**What is expected**
Give every line again exactly as it appears, please, but not the pictures.

**Working data**
· · · · · · ·
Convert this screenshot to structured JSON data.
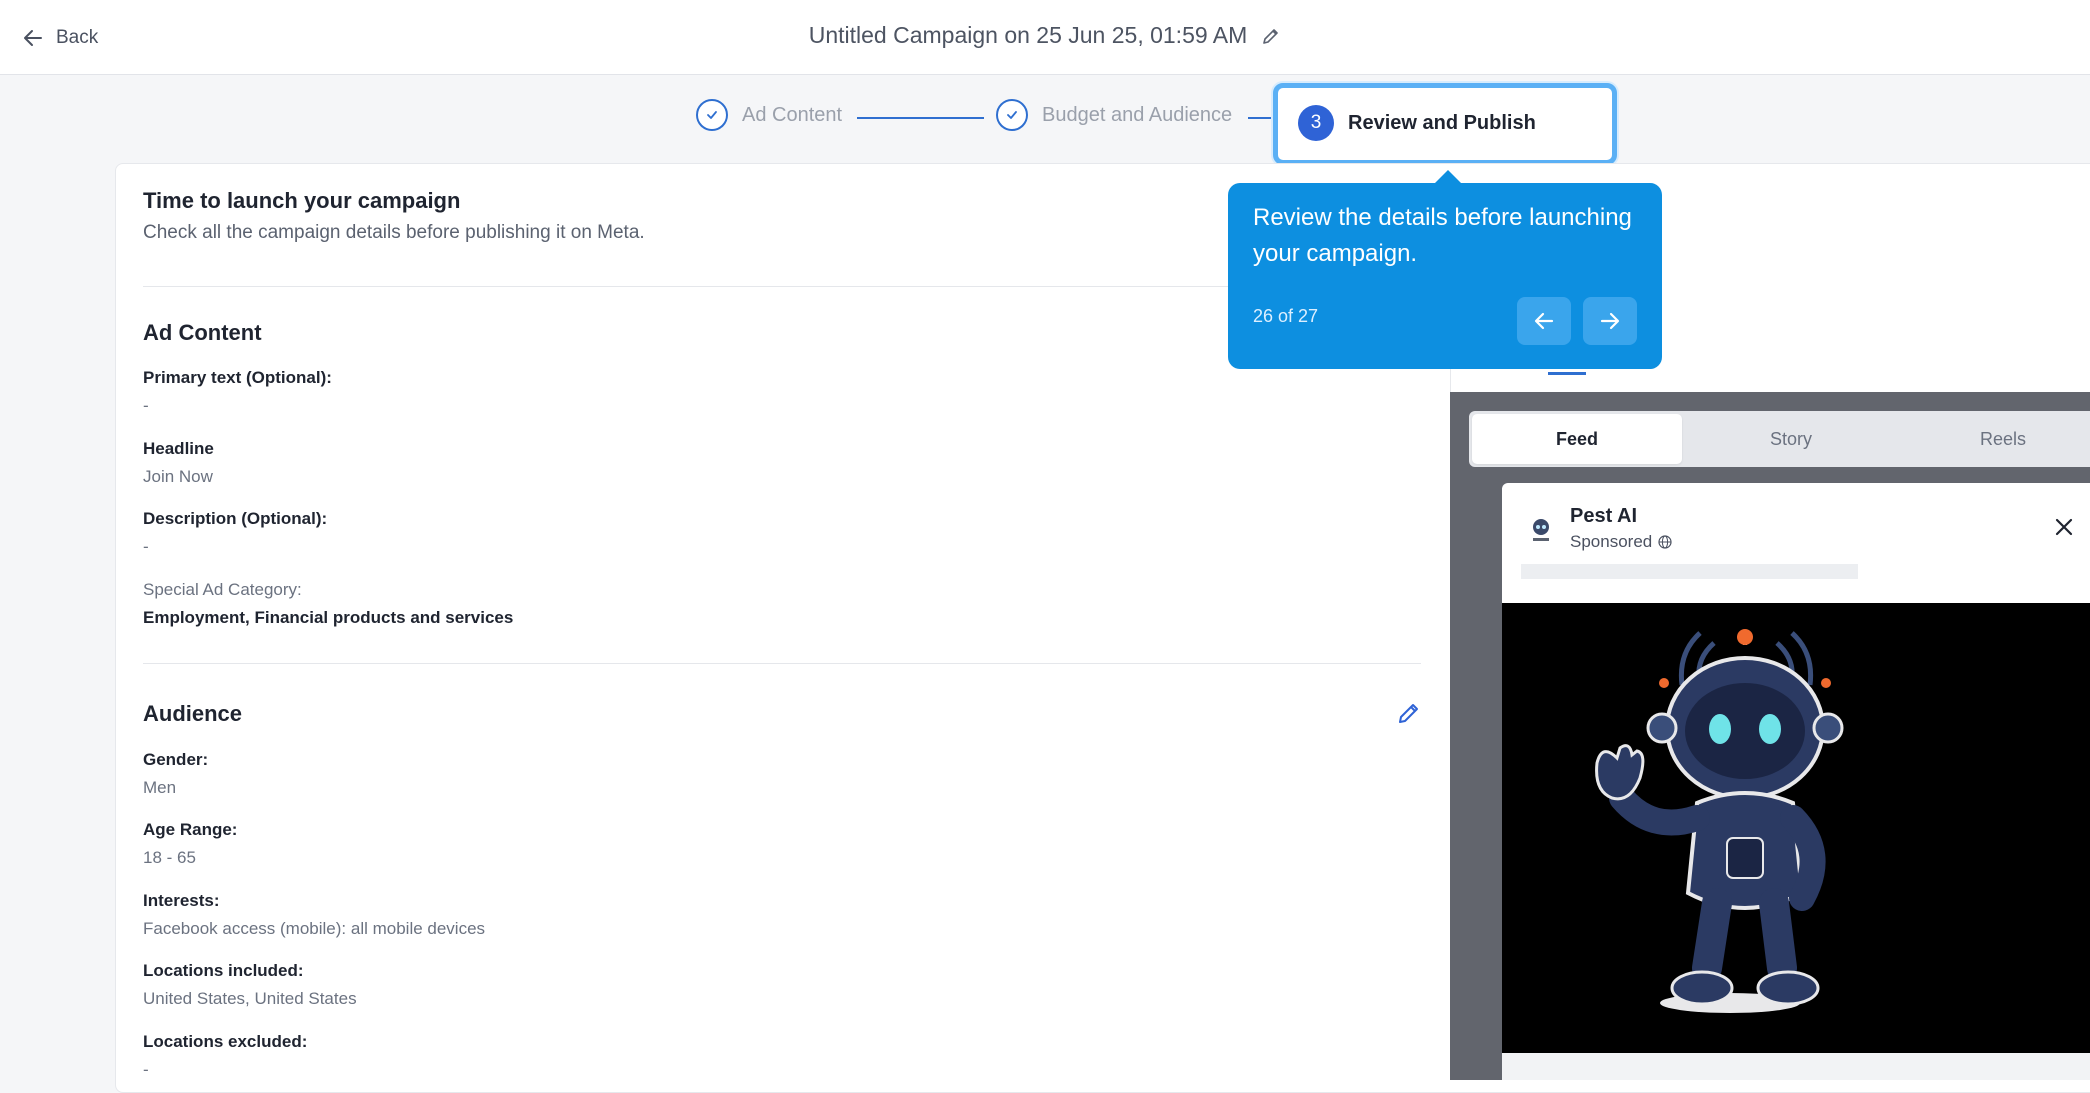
{
  "header": {
    "back_label": "Back",
    "campaign_title": "Untitled Campaign on 25 Jun 25, 01:59 AM"
  },
  "stepper": {
    "steps": [
      {
        "label": "Ad Content",
        "state": "done"
      },
      {
        "label": "Budget and Audience",
        "state": "done"
      },
      {
        "label": "Review and Publish",
        "state": "active",
        "number": "3"
      }
    ]
  },
  "review": {
    "heading": "Time to launch your campaign",
    "subheading": "Check all the campaign details before publishing it on Meta."
  },
  "ad_content": {
    "title": "Ad Content",
    "fields": [
      {
        "label": "Primary text (Optional):",
        "value": "-"
      },
      {
        "label": "Headline",
        "value": "Join Now"
      },
      {
        "label": "Description (Optional):",
        "value": "-"
      },
      {
        "label": "Special Ad Category:",
        "value": "Employment, Financial products and services"
      }
    ]
  },
  "audience": {
    "title": "Audience",
    "fields": [
      {
        "label": "Gender:",
        "value": "Men"
      },
      {
        "label": "Age Range:",
        "value": "18 - 65"
      },
      {
        "label": "Interests:",
        "value": "Facebook access (mobile): all mobile devices"
      },
      {
        "label": "Locations included:",
        "value": "United States, United States"
      },
      {
        "label": "Locations excluded:",
        "value": "-"
      }
    ]
  },
  "preview": {
    "tabs": [
      "Feed",
      "Story",
      "Reels"
    ],
    "active_tab": "Feed",
    "page_name": "Pest AI",
    "sponsored_label": "Sponsored"
  },
  "tour": {
    "text": "Review the details before launching your campaign.",
    "counter": "26 of 27"
  },
  "colors": {
    "accent": "#2f6fd0",
    "tooltip_bg": "#0d8fe0"
  }
}
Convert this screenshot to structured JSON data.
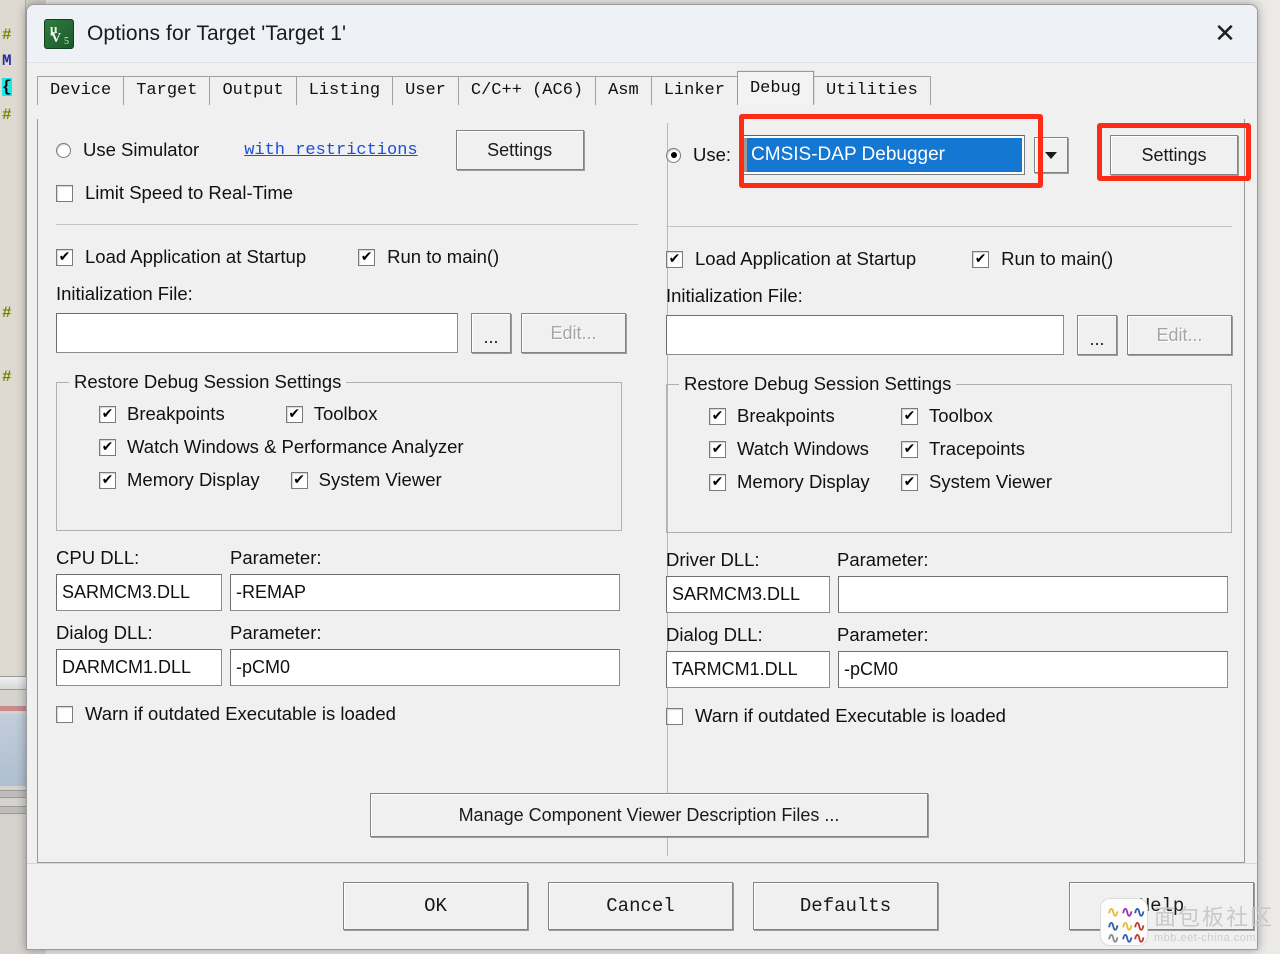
· · · · · · ·
**Right answer**
Convert this screenshot to structured JSON data.
{
  "header": {
    "back_label": "Back",
    "campaign_title": "Untitled Campaign on 25 Jun 25, 01:59 AM"
  },
  "stepper": {
    "steps": [
      {
        "label": "Ad Content",
        "state": "done"
      },
      {
        "label": "Budget and Audience",
        "state": "done"
      },
      {
        "label": "Review and Publish",
        "state": "active",
        "number": "3"
      }
    ]
  },
  "review": {
    "heading": "Time to launch your campaign",
    "subheading": "Check all the campaign details before publishing it on Meta."
  },
  "ad_content": {
    "title": "Ad Content",
    "fields": [
      {
        "label": "Primary text (Optional):",
        "value": "-"
      },
      {
        "label": "Headline",
        "value": "Join Now"
      },
      {
        "label": "Description (Optional):",
        "value": "-"
      },
      {
        "label": "Special Ad Category:",
        "value": "Employment, Financial products and services"
      }
    ]
  },
  "audience": {
    "title": "Audience",
    "fields": [
      {
        "label": "Gender:",
        "value": "Men"
      },
      {
        "label": "Age Range:",
        "value": "18 - 65"
      },
      {
        "label": "Interests:",
        "value": "Facebook access (mobile): all mobile devices"
      },
      {
        "label": "Locations included:",
        "value": "United States, United States"
      },
      {
        "label": "Locations excluded:",
        "value": "-"
      }
    ]
  },
  "preview": {
    "tabs": [
      "Feed",
      "Story",
      "Reels"
    ],
    "active_tab": "Feed",
    "page_name": "Pest AI",
    "sponsored_label": "Sponsored"
  },
  "tour": {
    "text": "Review the details before launching your campaign.",
    "counter": "26 of 27"
  },
  "colors": {
    "accent": "#2f6fd0",
    "tooltip_bg": "#0d8fe0"
  }
}
Convert this screenshot to structured JSON data.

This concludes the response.